Work required: Pick out the lines below with "Intensity" and list them.

(Chart and figure data)
^^^^
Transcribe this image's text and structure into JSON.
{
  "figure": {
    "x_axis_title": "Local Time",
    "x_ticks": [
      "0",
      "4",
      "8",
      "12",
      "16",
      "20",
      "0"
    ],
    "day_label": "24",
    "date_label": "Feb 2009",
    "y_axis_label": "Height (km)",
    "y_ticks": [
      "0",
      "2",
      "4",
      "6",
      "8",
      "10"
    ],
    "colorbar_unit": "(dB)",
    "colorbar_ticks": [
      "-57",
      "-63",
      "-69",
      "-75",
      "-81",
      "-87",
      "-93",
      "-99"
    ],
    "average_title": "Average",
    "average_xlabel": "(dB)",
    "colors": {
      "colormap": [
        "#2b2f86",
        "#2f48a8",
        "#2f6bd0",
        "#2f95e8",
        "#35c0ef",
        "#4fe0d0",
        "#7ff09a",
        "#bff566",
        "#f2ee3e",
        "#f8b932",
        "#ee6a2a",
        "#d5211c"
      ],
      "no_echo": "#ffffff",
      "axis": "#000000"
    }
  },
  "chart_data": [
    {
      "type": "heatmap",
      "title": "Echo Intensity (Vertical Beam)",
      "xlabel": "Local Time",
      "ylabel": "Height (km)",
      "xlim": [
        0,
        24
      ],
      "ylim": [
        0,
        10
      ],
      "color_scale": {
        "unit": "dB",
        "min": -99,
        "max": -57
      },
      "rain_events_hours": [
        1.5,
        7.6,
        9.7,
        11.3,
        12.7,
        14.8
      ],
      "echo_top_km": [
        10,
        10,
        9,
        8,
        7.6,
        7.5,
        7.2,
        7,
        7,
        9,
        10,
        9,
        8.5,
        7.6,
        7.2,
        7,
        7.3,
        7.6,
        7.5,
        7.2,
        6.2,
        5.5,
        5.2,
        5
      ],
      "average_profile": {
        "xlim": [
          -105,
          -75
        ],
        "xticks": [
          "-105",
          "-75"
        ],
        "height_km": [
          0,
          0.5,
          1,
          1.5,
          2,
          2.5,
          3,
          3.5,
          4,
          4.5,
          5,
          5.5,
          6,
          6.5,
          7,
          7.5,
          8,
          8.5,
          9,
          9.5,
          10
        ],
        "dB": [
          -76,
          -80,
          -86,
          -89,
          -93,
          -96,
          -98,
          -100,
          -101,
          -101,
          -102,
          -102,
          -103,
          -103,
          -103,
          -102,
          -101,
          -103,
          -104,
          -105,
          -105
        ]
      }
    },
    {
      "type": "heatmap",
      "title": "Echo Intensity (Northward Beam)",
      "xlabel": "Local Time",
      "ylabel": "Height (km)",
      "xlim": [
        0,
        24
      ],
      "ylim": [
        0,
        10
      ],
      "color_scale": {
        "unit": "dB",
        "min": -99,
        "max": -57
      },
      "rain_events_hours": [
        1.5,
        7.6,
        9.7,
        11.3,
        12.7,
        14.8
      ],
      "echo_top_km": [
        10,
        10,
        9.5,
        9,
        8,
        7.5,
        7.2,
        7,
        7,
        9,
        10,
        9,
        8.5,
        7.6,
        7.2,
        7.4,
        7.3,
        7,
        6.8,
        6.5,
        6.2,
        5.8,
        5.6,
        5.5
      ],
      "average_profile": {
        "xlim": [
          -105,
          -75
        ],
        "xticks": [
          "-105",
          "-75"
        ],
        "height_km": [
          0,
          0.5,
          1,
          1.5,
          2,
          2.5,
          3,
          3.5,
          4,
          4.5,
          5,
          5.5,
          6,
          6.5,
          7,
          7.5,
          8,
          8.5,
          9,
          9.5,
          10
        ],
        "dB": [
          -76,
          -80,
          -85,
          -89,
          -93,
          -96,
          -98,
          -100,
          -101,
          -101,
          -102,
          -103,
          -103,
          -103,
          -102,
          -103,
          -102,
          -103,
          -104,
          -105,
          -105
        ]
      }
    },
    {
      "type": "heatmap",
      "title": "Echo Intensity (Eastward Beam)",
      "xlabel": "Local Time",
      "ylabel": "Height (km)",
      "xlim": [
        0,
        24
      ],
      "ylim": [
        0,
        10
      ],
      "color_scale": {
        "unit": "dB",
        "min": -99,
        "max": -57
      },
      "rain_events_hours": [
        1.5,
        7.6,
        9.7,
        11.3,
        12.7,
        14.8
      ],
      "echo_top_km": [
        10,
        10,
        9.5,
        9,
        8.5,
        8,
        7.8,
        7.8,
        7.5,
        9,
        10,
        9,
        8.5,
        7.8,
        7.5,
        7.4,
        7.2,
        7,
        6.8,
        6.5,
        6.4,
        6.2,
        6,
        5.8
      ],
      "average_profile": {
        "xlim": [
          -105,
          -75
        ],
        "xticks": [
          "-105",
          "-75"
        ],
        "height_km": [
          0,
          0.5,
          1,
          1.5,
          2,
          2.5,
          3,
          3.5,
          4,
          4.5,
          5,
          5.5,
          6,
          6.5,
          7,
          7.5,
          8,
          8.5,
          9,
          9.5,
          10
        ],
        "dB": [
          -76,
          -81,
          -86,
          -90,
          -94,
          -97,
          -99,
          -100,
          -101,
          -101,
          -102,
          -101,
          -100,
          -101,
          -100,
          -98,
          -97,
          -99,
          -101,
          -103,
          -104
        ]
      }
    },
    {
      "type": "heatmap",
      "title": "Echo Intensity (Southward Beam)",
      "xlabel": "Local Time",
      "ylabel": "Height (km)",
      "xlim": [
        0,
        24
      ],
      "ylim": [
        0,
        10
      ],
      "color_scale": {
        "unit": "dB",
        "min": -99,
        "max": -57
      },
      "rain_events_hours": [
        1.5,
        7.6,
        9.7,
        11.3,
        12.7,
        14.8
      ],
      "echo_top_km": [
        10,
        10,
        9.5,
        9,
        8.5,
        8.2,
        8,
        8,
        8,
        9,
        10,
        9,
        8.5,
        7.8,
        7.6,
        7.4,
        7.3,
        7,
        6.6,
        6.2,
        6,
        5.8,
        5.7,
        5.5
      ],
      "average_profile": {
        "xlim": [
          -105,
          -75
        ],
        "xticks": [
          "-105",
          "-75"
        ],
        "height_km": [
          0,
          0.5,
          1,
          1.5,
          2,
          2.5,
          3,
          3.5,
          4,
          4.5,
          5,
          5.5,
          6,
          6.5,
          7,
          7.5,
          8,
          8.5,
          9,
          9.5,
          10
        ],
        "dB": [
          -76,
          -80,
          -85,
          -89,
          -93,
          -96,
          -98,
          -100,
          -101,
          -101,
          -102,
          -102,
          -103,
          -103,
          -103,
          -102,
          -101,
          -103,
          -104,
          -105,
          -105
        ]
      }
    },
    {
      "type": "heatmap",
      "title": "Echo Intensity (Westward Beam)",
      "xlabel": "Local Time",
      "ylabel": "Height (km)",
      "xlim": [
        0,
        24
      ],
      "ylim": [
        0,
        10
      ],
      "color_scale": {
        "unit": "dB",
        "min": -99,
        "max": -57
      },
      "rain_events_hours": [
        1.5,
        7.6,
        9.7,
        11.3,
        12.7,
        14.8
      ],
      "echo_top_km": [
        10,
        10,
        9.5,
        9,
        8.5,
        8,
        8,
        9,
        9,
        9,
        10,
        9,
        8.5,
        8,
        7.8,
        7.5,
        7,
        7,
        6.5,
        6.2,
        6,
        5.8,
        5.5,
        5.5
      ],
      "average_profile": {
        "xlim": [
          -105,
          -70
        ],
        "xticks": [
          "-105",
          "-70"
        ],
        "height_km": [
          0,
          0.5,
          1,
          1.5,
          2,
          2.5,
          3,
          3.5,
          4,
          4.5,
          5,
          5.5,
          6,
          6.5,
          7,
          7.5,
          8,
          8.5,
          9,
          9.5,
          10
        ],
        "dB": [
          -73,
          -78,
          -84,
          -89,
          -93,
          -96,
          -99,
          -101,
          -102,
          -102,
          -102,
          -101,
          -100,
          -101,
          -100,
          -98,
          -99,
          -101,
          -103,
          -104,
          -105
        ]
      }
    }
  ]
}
^^^^
Solution below:
      "title": "Echo Intensity (Vertical Beam)",
      "title": "Echo Intensity (Northward Beam)",
      "title": "Echo Intensity (Eastward Beam)",
      "title": "Echo Intensity (Southward Beam)",
      "title": "Echo Intensity (Westward Beam)",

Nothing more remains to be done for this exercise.